··· Record extracts ···

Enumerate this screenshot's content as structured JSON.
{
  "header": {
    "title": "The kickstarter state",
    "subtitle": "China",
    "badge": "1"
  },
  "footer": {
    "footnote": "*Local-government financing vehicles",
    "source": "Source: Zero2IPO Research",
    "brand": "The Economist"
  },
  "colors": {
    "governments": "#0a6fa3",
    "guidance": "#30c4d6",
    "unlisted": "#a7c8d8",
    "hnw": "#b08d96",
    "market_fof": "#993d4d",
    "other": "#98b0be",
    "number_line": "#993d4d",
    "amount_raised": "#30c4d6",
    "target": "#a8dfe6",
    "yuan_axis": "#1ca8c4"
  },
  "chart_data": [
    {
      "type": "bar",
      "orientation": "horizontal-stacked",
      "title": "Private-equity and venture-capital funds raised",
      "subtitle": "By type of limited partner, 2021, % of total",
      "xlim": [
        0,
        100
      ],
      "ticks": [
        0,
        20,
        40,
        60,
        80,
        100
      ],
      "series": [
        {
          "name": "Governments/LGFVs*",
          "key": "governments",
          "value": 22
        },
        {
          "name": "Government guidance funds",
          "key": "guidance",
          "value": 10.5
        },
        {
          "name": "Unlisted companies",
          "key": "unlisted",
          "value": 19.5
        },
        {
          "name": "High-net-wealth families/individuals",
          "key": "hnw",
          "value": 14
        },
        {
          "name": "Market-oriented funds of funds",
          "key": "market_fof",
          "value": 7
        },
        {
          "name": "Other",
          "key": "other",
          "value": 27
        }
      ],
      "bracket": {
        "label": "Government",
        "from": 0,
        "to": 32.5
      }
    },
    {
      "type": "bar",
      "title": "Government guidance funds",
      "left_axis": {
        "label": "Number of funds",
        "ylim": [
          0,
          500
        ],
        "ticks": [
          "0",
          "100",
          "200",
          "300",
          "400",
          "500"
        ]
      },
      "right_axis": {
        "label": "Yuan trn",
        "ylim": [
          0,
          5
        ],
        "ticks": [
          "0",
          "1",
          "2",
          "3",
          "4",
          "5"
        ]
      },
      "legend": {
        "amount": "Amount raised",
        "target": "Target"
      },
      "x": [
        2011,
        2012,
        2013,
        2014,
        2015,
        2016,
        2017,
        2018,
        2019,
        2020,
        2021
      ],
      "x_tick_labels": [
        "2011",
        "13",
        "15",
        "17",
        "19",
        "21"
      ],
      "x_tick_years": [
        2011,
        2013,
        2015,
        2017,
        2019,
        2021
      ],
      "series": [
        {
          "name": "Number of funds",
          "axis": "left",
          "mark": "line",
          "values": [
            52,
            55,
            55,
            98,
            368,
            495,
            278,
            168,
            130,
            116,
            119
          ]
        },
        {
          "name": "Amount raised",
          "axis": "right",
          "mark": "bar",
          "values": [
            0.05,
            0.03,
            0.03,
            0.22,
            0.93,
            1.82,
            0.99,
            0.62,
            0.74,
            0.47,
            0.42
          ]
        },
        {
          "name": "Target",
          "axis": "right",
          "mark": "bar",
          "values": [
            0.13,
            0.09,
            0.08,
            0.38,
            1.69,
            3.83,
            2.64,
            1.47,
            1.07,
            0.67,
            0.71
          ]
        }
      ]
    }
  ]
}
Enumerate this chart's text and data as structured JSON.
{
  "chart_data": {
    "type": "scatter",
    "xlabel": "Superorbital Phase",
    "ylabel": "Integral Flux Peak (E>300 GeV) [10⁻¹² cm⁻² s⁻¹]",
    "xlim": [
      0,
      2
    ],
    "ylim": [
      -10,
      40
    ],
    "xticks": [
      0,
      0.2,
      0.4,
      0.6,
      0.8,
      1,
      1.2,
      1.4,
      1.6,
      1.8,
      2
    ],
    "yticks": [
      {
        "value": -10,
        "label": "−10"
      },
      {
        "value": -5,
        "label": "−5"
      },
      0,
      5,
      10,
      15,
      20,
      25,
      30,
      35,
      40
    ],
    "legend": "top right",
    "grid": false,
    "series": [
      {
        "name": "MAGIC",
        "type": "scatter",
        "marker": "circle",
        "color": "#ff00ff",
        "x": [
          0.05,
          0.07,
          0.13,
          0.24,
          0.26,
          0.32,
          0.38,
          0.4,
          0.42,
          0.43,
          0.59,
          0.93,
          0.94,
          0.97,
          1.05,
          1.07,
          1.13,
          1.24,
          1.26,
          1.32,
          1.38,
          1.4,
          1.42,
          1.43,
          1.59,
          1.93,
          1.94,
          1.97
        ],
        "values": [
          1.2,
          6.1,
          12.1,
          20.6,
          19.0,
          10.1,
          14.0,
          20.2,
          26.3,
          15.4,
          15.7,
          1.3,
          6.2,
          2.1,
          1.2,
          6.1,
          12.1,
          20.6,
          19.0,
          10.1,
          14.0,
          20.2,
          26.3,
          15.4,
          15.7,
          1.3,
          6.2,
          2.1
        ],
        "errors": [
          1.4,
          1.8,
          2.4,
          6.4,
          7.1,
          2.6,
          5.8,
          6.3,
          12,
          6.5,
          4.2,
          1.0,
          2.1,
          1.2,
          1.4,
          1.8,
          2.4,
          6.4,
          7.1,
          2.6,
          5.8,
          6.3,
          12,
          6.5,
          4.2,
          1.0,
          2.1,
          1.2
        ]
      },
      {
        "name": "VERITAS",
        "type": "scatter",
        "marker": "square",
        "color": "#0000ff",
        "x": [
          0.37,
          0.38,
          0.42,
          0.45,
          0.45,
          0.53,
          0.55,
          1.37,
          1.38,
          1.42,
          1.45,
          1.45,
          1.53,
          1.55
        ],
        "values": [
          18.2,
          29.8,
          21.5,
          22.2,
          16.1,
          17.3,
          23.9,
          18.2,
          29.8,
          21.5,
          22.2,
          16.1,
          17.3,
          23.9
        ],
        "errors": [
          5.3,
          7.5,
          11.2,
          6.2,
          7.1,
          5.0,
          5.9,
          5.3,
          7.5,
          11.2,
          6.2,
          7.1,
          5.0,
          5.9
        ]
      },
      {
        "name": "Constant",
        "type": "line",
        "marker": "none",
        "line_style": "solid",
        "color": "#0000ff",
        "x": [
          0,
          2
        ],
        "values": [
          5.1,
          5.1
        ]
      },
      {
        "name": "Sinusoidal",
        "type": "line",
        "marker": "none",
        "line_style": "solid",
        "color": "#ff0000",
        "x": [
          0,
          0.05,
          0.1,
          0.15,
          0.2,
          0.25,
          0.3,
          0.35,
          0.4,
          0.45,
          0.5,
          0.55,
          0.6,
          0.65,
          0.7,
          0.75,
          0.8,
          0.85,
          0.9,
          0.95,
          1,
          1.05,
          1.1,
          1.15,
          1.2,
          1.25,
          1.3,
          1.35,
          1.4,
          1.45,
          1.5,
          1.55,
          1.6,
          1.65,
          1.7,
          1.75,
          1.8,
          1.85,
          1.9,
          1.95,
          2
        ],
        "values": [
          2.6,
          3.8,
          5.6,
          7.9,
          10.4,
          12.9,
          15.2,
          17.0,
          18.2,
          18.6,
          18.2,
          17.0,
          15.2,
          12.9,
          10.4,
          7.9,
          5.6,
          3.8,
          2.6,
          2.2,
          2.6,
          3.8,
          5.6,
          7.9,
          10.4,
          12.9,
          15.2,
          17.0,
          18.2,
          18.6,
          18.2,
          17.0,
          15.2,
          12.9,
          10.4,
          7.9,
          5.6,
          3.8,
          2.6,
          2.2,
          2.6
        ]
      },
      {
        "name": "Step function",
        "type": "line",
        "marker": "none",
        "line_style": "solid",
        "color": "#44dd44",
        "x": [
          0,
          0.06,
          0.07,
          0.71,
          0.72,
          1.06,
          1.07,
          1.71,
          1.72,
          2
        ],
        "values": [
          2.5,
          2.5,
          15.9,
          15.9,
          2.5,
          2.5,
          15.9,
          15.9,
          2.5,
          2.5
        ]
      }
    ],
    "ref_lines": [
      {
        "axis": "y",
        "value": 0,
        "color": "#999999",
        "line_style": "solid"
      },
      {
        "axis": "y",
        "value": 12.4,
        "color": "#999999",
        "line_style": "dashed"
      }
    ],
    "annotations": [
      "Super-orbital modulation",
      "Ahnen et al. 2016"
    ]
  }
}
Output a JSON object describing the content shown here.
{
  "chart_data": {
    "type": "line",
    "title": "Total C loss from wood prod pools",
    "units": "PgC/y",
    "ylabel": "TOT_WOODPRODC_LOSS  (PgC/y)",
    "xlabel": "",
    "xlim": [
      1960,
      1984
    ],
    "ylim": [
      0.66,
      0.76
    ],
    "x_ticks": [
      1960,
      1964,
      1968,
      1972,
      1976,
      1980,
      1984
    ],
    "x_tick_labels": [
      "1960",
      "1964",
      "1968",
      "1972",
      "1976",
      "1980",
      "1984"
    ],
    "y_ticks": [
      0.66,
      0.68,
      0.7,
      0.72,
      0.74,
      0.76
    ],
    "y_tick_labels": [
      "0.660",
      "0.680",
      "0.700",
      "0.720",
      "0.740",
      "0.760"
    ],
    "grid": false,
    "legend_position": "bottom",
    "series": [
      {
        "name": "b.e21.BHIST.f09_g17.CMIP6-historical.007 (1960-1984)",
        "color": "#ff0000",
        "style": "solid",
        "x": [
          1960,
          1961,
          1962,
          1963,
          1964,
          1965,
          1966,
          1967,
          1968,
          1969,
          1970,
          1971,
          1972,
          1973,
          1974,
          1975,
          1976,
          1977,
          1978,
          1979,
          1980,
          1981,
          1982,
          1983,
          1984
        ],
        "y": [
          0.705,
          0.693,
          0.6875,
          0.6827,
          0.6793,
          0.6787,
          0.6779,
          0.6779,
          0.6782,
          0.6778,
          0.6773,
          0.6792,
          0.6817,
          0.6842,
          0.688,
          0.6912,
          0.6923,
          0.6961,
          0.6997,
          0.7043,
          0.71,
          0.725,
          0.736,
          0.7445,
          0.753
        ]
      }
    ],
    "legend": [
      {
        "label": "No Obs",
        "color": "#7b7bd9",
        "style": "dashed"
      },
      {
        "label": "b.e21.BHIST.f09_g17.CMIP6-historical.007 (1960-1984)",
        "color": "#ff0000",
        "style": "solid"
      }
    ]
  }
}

···

* [Exercise]: Find the line with "Output a JSON" in the listing above, then write out that line and each remaining line exactly, with no other text.

* [Result for this task]:
Output a JSON object describing the content shown here.
{
  "chart_data": {
    "type": "line",
    "title": "Total C loss from wood prod pools",
    "units": "PgC/y",
    "ylabel": "TOT_WOODPRODC_LOSS  (PgC/y)",
    "xlabel": "",
    "xlim": [
      1960,
      1984
    ],
    "ylim": [
      0.66,
      0.76
    ],
    "x_ticks": [
      1960,
      1964,
      1968,
      1972,
      1976,
      1980,
      1984
    ],
    "x_tick_labels": [
      "1960",
      "1964",
      "1968",
      "1972",
      "1976",
      "1980",
      "1984"
    ],
    "y_ticks": [
      0.66,
      0.68,
      0.7,
      0.72,
      0.74,
      0.76
    ],
    "y_tick_labels": [
      "0.660",
      "0.680",
      "0.700",
      "0.720",
      "0.740",
      "0.760"
    ],
    "grid": false,
    "legend_position": "bottom",
    "series": [
      {
        "name": "b.e21.BHIST.f09_g17.CMIP6-historical.007 (1960-1984)",
        "color": "#ff0000",
        "style": "solid",
        "x": [
          1960,
          1961,
          1962,
          1963,
          1964,
          1965,
          1966,
          1967,
          1968,
          1969,
          1970,
          1971,
          1972,
          1973,
          1974,
          1975,
          1976,
          1977,
          1978,
          1979,
          1980,
          1981,
          1982,
          1983,
          1984
        ],
        "y": [
          0.705,
          0.693,
          0.6875,
          0.6827,
          0.6793,
          0.6787,
          0.6779,
          0.6779,
          0.6782,
          0.6778,
          0.6773,
          0.6792,
          0.6817,
          0.6842,
          0.688,
          0.6912,
          0.6923,
          0.6961,
          0.6997,
          0.7043,
          0.71,
          0.725,
          0.736,
          0.7445,
          0.753
        ]
      }
    ],
    "legend": [
      {
        "label": "No Obs",
        "color": "#7b7bd9",
        "style": "dashed"
      },
      {
        "label": "b.e21.BHIST.f09_g17.CMIP6-historical.007 (1960-1984)",
        "color": "#ff0000",
        "style": "solid"
      }
    ]
  }
}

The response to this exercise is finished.